▶ **TASK DIRECTIONS**:
A verbatim copy of the records is required, with all pictures left out.

──────────────────────────────

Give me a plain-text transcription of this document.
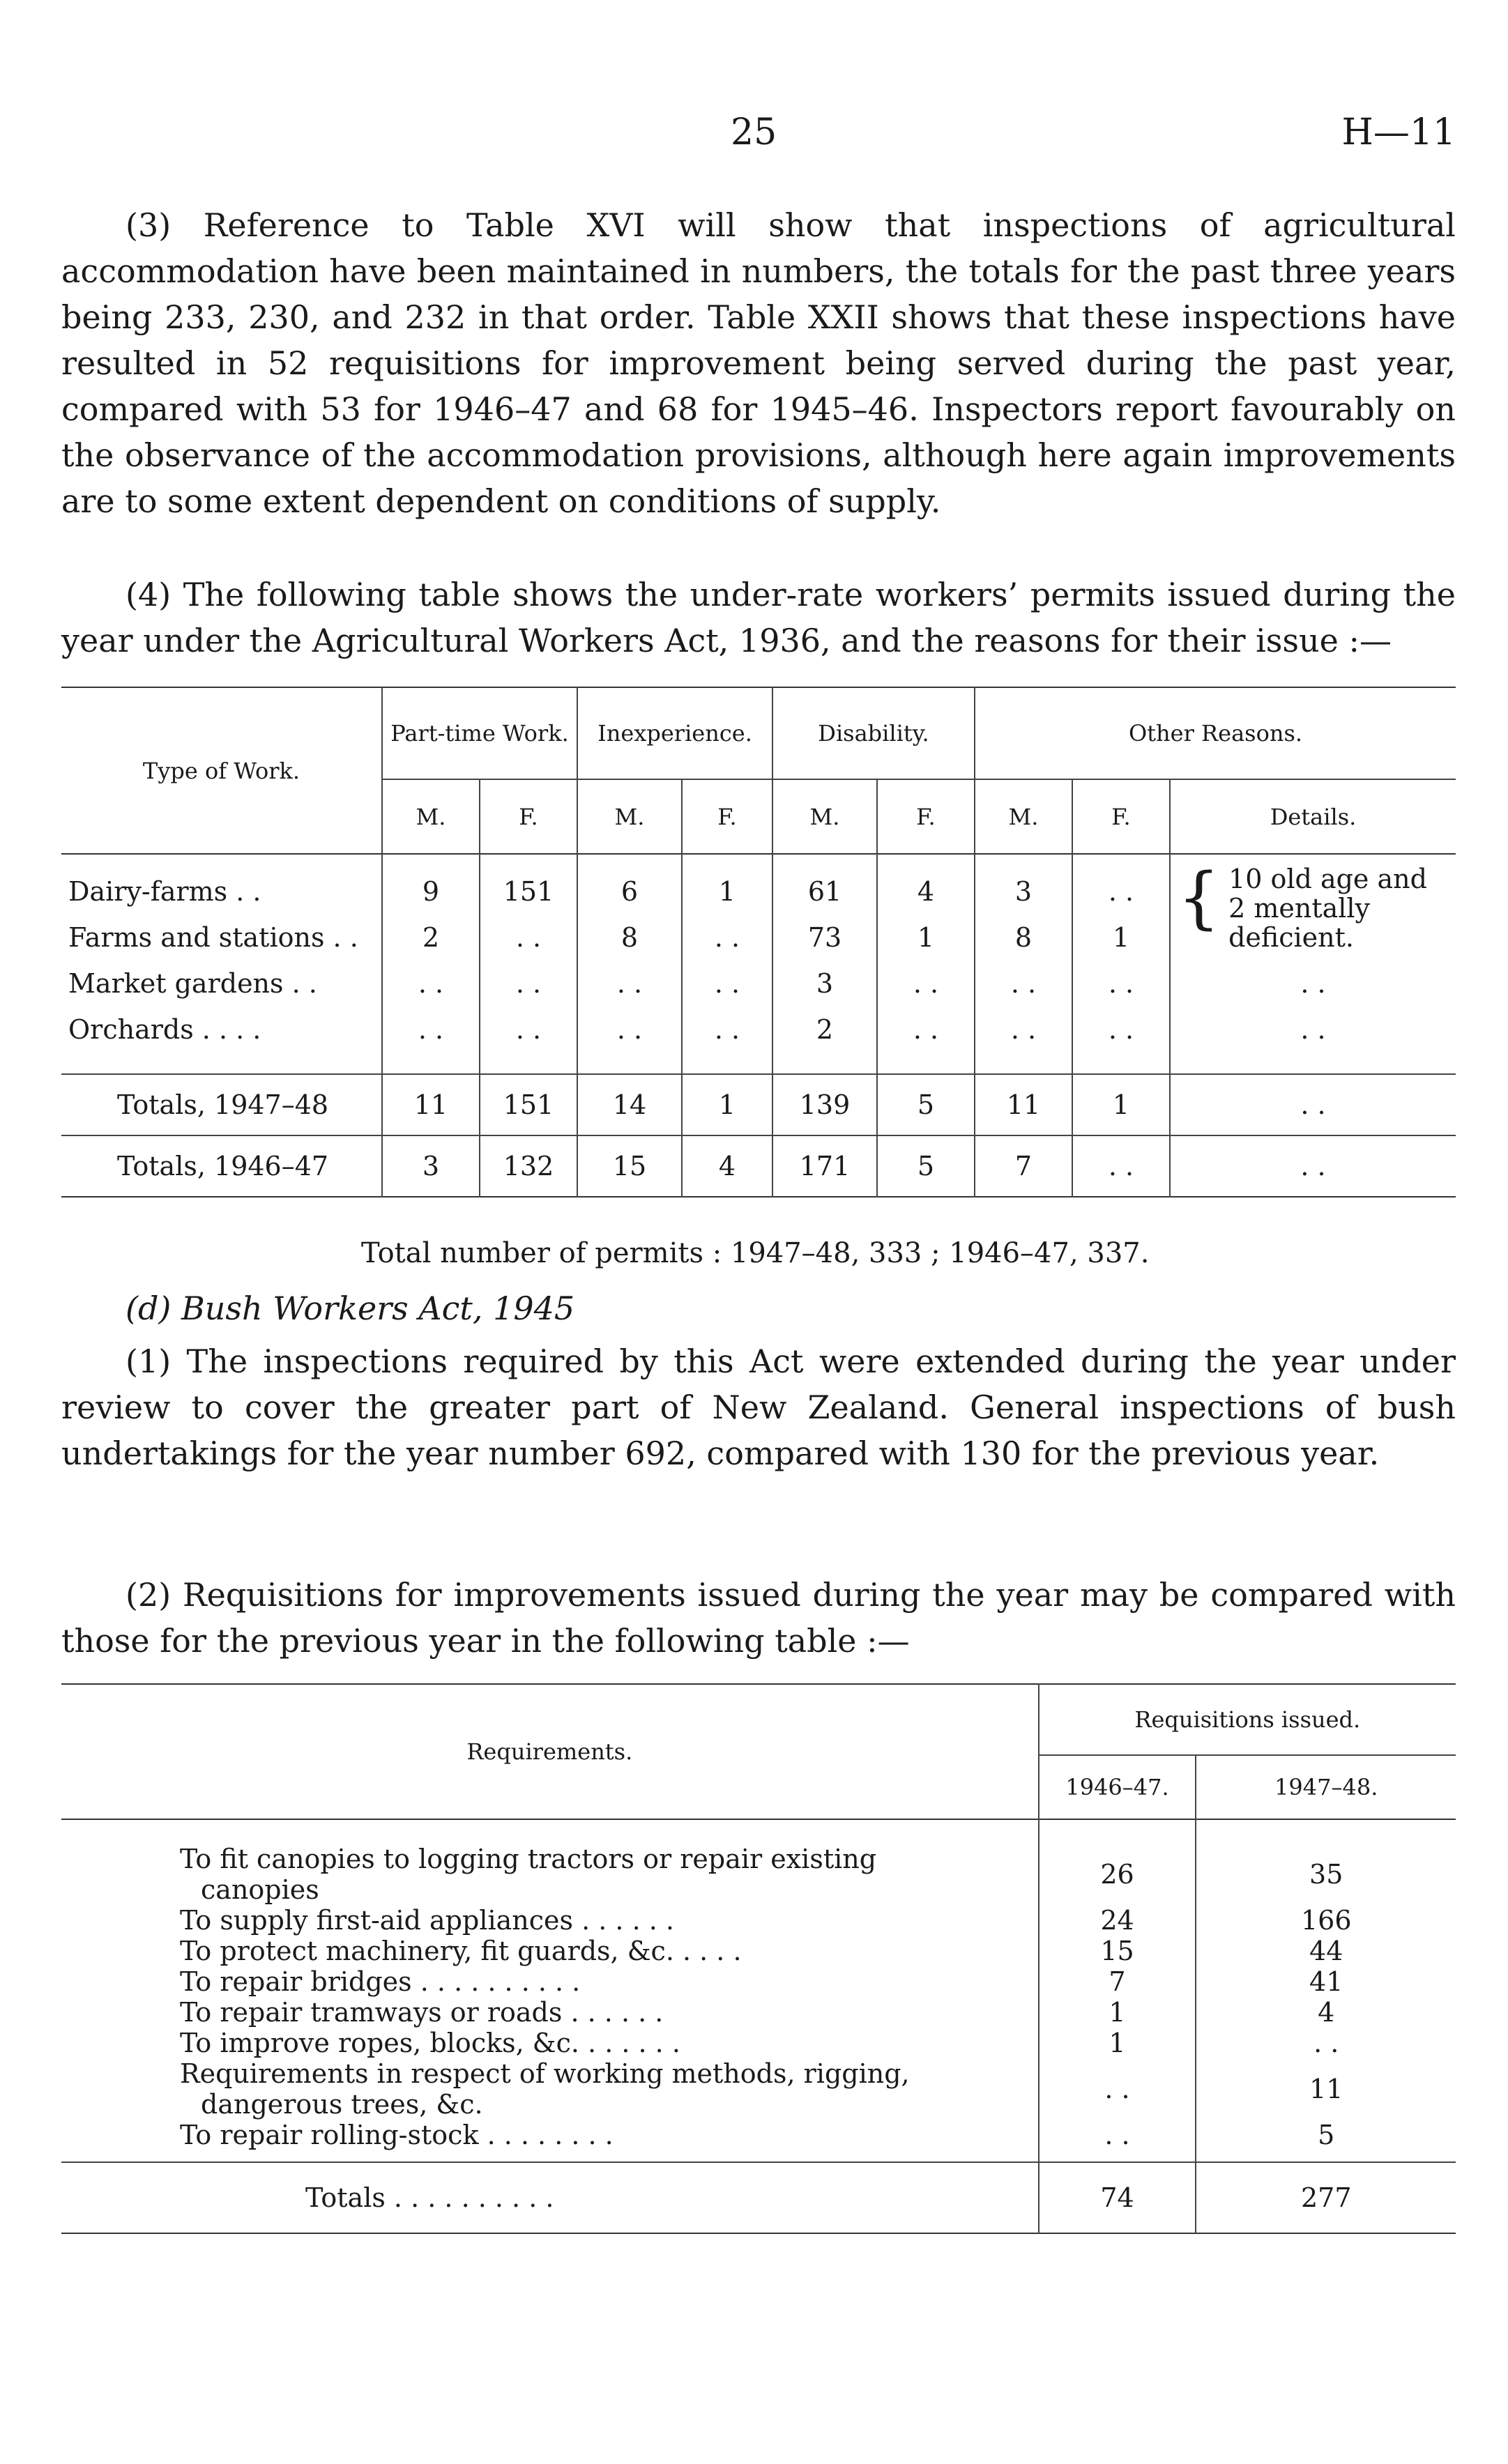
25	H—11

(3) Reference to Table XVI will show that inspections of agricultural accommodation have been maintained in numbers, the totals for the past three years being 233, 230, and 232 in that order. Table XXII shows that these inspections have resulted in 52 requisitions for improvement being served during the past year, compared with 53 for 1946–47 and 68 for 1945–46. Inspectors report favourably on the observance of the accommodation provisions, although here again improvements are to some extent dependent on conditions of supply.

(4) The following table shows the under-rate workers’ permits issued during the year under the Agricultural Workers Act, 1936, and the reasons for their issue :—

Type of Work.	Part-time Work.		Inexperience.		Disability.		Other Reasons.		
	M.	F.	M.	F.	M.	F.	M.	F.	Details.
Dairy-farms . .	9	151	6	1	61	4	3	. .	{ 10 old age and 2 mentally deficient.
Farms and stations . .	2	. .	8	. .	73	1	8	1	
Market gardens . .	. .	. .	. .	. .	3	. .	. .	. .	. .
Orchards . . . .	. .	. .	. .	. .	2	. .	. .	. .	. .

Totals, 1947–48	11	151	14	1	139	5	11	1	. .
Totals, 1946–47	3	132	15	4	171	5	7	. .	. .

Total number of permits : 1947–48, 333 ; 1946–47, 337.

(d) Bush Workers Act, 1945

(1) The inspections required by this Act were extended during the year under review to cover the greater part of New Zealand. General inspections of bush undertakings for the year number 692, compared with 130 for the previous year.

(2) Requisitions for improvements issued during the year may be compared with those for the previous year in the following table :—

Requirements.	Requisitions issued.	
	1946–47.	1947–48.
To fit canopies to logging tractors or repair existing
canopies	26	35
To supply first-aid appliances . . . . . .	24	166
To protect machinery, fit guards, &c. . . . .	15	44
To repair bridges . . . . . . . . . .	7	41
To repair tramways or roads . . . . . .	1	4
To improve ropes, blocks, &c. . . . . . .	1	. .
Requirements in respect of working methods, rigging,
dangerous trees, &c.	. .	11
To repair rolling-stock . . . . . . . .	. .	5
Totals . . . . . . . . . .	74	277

──────────────────────────────

▶ **FULL SOLUTION**:
Give me a plain-text transcription of this document.
25	H—11

(3) Reference to Table XVI will show that inspections of agricultural accommodation have been maintained in numbers, the totals for the past three years being 233, 230, and 232 in that order. Table XXII shows that these inspections have resulted in 52 requisitions for improvement being served during the past year, compared with 53 for 1946–47 and 68 for 1945–46. Inspectors report favourably on the observance of the accommodation provisions, although here again improvements are to some extent dependent on conditions of supply.

(4) The following table shows the under-rate workers’ permits issued during the year under the Agricultural Workers Act, 1936, and the reasons for their issue :—

Type of Work.	Part-time Work.		Inexperience.		Disability.		Other Reasons.		
	M.	F.	M.	F.	M.	F.	M.	F.	Details.
Dairy-farms . .	9	151	6	1	61	4	3	. .	{ 10 old age and 2 mentally deficient.
Farms and stations . .	2	. .	8	. .	73	1	8	1	
Market gardens . .	. .	. .	. .	. .	3	. .	. .	. .	. .
Orchards . . . .	. .	. .	. .	. .	2	. .	. .	. .	. .

Totals, 1947–48	11	151	14	1	139	5	11	1	. .
Totals, 1946–47	3	132	15	4	171	5	7	. .	. .

Total number of permits : 1947–48, 333 ; 1946–47, 337.

(d) Bush Workers Act, 1945

(1) The inspections required by this Act were extended during the year under review to cover the greater part of New Zealand. General inspections of bush undertakings for the year number 692, compared with 130 for the previous year.

(2) Requisitions for improvements issued during the year may be compared with those for the previous year in the following table :—

Requirements.	Requisitions issued.	
	1946–47.	1947–48.
To fit canopies to logging tractors or repair existing
canopies	26	35
To supply first-aid appliances . . . . . .	24	166
To protect machinery, fit guards, &c. . . . .	15	44
To repair bridges . . . . . . . . . .	7	41
To repair tramways or roads . . . . . .	1	4
To improve ropes, blocks, &c. . . . . . .	1	. .
Requirements in respect of working methods, rigging,
dangerous trees, &c.	. .	11
To repair rolling-stock . . . . . . . .	. .	5
Totals . . . . . . . . . .	74	277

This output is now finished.